» **STATED PROBLEM**:
Read the material below and tally how many lines hold the word "Monthly", giving the number and nothing else.

» **PROVIDED RECORDS**:
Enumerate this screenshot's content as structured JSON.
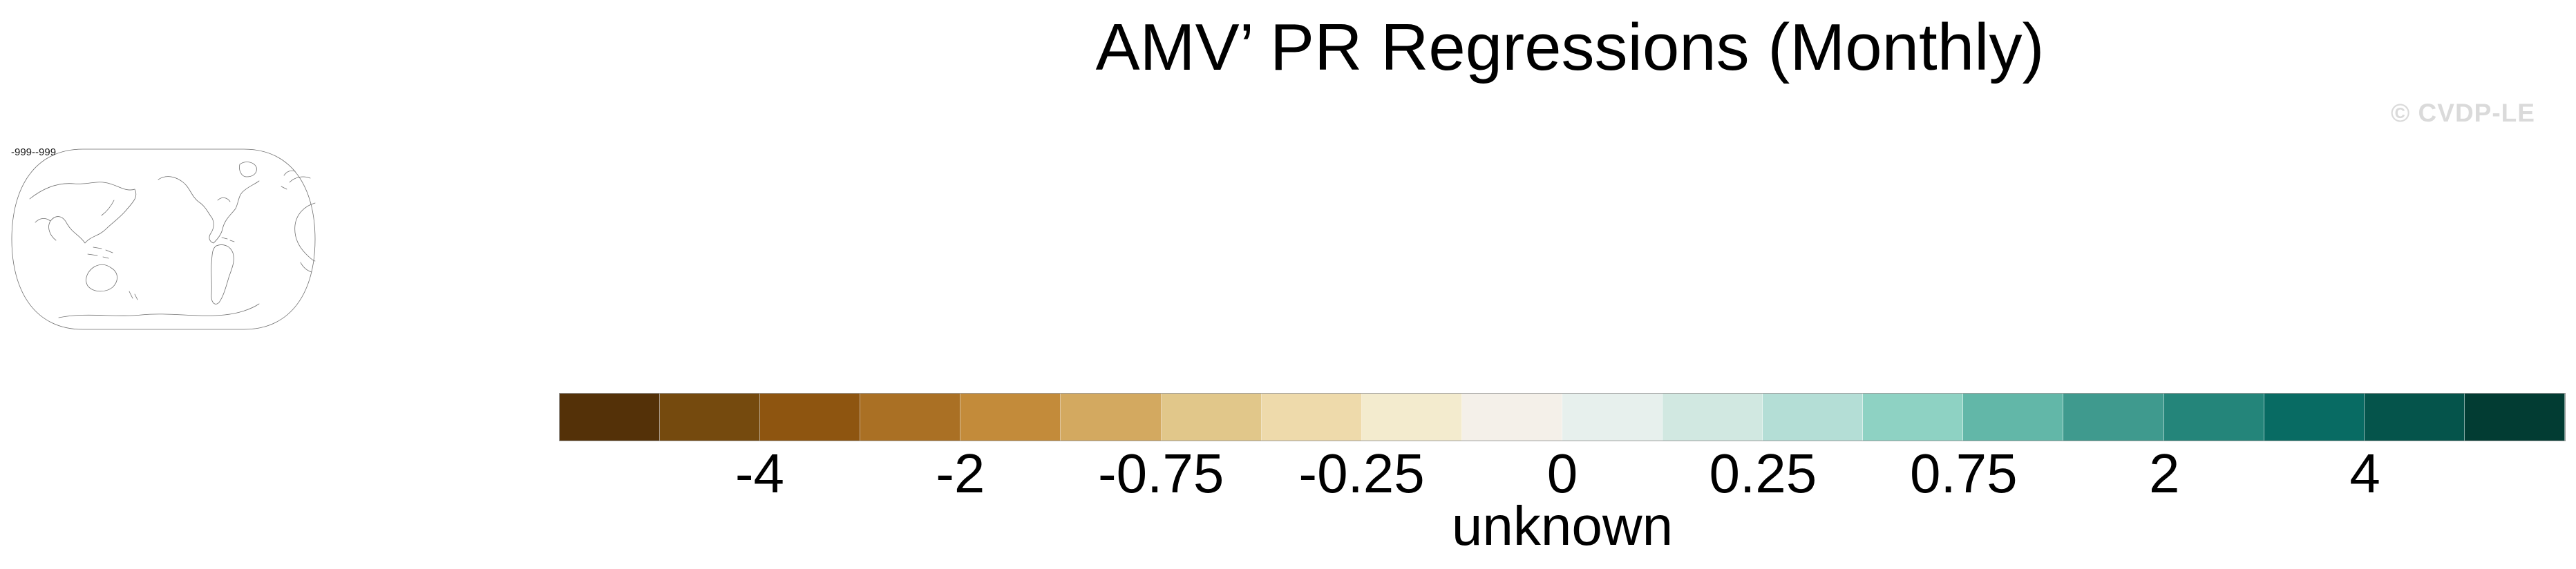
{
  "header": {
    "title": "AMV’ PR Regressions (Monthly)"
  },
  "watermark": {
    "text": "© CVDP-LE"
  },
  "map_inset": {
    "label": "-999--999"
  },
  "chart_data": {
    "type": "heatmap",
    "title": "AMV’ PR Regressions (Monthly)",
    "units_label": "unknown",
    "map_inset_label": "-999--999",
    "watermark": "© CVDP-LE",
    "legend_position": "bottom",
    "colorbar": {
      "segment_count": 20,
      "colors": [
        "#543108",
        "#754a0e",
        "#8e5510",
        "#aa7024",
        "#c38b3a",
        "#d3a960",
        "#e1c78a",
        "#eedaab",
        "#f3ebce",
        "#f4f0e9",
        "#e7f0ed",
        "#d1e8e1",
        "#b4ded6",
        "#8ed2c3",
        "#62b7a8",
        "#3f9a8e",
        "#24857a",
        "#086b63",
        "#05544b",
        "#023c33"
      ],
      "tick_labels": [
        "-4",
        "-2",
        "-0.75",
        "-0.25",
        "0",
        "0.25",
        "0.75",
        "2",
        "4"
      ],
      "ticks": [
        {
          "label": "-4",
          "boundary_index": 2
        },
        {
          "label": "-2",
          "boundary_index": 4
        },
        {
          "label": "-0.75",
          "boundary_index": 6
        },
        {
          "label": "-0.25",
          "boundary_index": 8
        },
        {
          "label": "0",
          "boundary_index": 10
        },
        {
          "label": "0.25",
          "boundary_index": 12
        },
        {
          "label": "0.75",
          "boundary_index": 14
        },
        {
          "label": "2",
          "boundary_index": 16
        },
        {
          "label": "4",
          "boundary_index": 18
        }
      ]
    }
  }
}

» **TASK RESULT**:
2